Records from a dataset:
----------------
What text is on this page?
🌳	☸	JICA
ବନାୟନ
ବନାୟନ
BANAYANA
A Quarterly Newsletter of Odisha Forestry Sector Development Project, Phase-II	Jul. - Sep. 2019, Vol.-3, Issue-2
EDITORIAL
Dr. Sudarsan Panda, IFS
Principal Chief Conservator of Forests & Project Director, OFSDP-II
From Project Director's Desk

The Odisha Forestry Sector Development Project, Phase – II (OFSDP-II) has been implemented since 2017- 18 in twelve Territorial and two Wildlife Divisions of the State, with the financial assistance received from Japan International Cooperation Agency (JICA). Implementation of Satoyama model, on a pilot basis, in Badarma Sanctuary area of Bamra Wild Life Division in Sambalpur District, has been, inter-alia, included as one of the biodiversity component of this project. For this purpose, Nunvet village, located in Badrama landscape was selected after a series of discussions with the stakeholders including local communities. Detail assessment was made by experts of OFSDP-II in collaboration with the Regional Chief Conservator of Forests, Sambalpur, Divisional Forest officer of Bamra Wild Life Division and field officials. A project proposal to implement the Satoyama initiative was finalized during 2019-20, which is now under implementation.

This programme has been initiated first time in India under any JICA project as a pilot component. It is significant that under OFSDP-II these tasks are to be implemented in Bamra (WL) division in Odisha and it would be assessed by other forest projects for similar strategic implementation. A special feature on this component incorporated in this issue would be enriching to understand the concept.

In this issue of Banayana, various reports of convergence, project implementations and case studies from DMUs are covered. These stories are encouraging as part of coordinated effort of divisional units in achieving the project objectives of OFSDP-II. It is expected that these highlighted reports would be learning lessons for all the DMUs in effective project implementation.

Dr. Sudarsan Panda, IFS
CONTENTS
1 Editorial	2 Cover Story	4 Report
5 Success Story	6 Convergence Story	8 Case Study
----------------
-- Goal --
Check each line of the data above for the word "Story", then state how many lines have it. Give the number alone.

-- Exercise answer --
2